>>
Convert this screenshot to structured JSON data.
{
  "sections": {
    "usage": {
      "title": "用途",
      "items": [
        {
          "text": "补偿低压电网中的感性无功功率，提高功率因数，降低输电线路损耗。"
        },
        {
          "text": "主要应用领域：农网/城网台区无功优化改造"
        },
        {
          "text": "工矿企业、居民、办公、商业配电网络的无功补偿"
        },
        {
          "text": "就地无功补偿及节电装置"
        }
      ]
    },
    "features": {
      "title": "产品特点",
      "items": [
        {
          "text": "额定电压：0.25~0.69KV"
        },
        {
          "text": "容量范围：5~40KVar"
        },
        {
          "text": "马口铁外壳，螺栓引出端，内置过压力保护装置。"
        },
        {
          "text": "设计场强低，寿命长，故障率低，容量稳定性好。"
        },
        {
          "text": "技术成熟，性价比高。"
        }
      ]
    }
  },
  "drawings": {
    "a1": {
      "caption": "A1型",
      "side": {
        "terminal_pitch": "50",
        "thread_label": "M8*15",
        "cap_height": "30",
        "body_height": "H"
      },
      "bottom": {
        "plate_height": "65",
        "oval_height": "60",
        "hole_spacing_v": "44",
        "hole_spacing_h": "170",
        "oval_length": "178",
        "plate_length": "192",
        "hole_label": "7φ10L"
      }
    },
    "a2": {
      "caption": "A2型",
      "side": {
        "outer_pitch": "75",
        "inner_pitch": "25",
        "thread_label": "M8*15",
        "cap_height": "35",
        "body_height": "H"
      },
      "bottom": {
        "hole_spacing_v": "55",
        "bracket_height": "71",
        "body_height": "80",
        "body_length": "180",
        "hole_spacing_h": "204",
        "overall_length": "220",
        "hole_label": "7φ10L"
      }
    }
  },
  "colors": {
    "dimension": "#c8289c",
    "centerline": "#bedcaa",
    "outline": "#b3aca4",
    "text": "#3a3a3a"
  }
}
<<
>>
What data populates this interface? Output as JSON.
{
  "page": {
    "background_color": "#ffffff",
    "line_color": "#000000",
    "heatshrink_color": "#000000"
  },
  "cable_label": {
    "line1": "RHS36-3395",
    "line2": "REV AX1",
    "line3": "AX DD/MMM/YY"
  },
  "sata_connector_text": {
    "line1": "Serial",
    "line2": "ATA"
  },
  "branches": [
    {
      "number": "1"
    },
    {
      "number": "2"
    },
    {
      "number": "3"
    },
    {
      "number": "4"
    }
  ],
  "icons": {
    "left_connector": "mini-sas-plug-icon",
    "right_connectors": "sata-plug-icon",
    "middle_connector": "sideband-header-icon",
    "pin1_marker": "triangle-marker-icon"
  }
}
<<
>>
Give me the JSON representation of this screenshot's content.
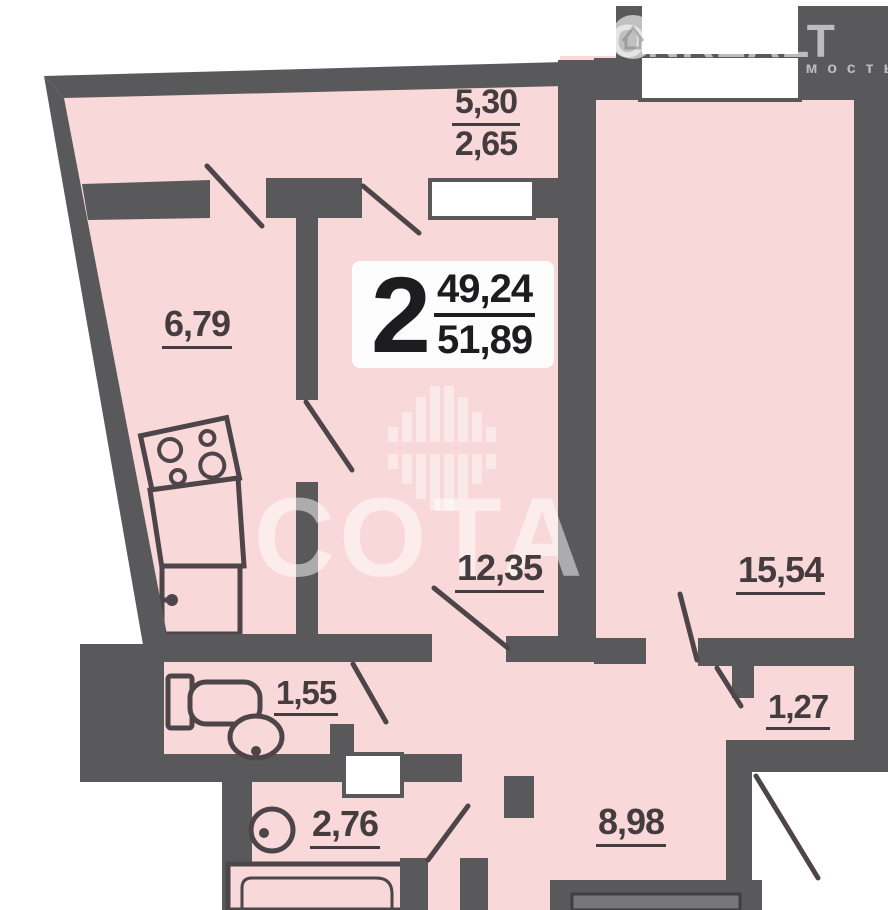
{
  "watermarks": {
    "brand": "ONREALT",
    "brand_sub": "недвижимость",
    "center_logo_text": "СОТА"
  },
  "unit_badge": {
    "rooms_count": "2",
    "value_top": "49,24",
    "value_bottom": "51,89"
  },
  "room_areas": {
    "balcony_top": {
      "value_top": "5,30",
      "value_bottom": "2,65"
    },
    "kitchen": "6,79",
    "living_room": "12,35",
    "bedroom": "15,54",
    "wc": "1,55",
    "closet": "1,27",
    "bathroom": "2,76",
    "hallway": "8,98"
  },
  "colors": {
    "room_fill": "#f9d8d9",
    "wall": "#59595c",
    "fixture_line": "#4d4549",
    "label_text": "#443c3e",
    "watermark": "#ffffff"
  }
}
<<
• **GIVEN TASK**
For the entries above, count the lines that contain the string "screenshot", and state that number without further comment.

• **SOLUTION TO THE EXERCISE**
2